In the material below, repeat only the lines from the one that holds "What does this" through the final line, exactly as they stand.

[Records excerpted from a collection]
----

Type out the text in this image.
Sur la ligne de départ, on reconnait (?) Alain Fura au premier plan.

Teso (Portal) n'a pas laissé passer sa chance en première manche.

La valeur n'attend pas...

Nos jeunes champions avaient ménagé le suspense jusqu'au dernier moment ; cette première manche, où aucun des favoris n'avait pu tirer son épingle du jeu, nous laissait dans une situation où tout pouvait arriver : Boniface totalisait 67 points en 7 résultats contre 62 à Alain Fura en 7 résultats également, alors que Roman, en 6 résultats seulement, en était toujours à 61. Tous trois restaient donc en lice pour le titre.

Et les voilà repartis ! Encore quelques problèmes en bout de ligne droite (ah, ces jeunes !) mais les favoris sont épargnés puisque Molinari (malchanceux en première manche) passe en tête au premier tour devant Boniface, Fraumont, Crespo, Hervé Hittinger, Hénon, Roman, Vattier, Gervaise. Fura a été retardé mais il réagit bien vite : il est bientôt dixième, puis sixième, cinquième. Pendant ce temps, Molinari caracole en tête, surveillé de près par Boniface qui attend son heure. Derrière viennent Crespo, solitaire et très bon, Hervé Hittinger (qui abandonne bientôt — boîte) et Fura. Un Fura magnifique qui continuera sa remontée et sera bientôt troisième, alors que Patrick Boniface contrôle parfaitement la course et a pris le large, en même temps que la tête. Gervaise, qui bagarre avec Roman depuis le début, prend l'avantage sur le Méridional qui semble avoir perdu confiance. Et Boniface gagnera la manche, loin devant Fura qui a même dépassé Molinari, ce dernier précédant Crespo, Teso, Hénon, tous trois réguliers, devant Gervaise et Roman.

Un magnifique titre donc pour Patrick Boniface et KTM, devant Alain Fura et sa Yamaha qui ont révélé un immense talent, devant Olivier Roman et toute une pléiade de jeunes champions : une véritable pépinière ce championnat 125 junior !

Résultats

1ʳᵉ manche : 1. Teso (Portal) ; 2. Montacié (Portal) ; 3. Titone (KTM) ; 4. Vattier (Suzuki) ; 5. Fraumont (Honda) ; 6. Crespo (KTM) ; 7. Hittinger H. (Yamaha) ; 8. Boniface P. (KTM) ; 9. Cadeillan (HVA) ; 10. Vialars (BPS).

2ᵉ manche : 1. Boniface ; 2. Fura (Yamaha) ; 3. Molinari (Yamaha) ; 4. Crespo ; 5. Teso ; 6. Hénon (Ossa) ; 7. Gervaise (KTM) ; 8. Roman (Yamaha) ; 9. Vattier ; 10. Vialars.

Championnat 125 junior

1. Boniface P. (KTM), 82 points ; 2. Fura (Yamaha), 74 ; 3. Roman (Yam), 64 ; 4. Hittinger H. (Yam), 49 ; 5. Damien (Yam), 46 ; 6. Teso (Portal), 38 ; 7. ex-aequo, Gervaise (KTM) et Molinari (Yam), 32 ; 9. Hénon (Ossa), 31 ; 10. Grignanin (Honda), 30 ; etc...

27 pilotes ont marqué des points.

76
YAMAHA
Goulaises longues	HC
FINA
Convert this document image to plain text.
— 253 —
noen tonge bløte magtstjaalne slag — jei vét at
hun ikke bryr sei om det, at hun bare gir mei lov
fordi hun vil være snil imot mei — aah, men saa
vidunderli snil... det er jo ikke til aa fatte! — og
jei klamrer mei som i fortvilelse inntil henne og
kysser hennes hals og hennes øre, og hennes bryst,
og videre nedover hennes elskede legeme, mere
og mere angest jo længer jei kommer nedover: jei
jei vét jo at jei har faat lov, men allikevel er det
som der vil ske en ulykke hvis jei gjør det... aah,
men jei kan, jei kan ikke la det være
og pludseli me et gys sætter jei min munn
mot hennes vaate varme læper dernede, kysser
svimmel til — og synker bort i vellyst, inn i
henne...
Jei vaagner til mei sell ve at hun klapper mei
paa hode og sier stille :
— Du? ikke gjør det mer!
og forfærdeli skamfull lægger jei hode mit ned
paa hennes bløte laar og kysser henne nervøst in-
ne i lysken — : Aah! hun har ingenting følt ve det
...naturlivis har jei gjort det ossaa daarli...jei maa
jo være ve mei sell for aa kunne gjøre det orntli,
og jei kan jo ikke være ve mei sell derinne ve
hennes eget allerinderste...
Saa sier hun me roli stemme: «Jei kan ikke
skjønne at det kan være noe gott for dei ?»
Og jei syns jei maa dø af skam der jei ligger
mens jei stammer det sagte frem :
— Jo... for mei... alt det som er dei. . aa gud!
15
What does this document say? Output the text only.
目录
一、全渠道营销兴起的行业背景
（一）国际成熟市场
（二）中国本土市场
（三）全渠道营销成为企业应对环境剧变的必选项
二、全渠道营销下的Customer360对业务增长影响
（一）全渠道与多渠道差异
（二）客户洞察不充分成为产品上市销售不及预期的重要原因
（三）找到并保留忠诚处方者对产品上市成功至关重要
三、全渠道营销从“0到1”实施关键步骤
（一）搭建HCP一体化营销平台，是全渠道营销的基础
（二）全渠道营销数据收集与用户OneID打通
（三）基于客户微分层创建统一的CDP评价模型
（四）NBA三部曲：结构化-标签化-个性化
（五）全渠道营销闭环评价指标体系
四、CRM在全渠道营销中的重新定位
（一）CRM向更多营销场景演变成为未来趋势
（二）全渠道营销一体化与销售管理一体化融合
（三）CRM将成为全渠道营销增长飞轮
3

----

[Result of the exercise]:
What does this document say? Output the text only.
目录
一、全渠道营销兴起的行业背景
（一）国际成熟市场
（二）中国本土市场
（三）全渠道营销成为企业应对环境剧变的必选项
二、全渠道营销下的Customer360对业务增长影响
（一）全渠道与多渠道差异
（二）客户洞察不充分成为产品上市销售不及预期的重要原因
（三）找到并保留忠诚处方者对产品上市成功至关重要
三、全渠道营销从“0到1”实施关键步骤
（一）搭建HCP一体化营销平台，是全渠道营销的基础
（二）全渠道营销数据收集与用户OneID打通
（三）基于客户微分层创建统一的CDP评价模型
（四）NBA三部曲：结构化-标签化-个性化
（五）全渠道营销闭环评价指标体系
四、CRM在全渠道营销中的重新定位
（一）CRM向更多营销场景演变成为未来趋势
（二）全渠道营销一体化与销售管理一体化融合
（三）CRM将成为全渠道营销增长飞轮
3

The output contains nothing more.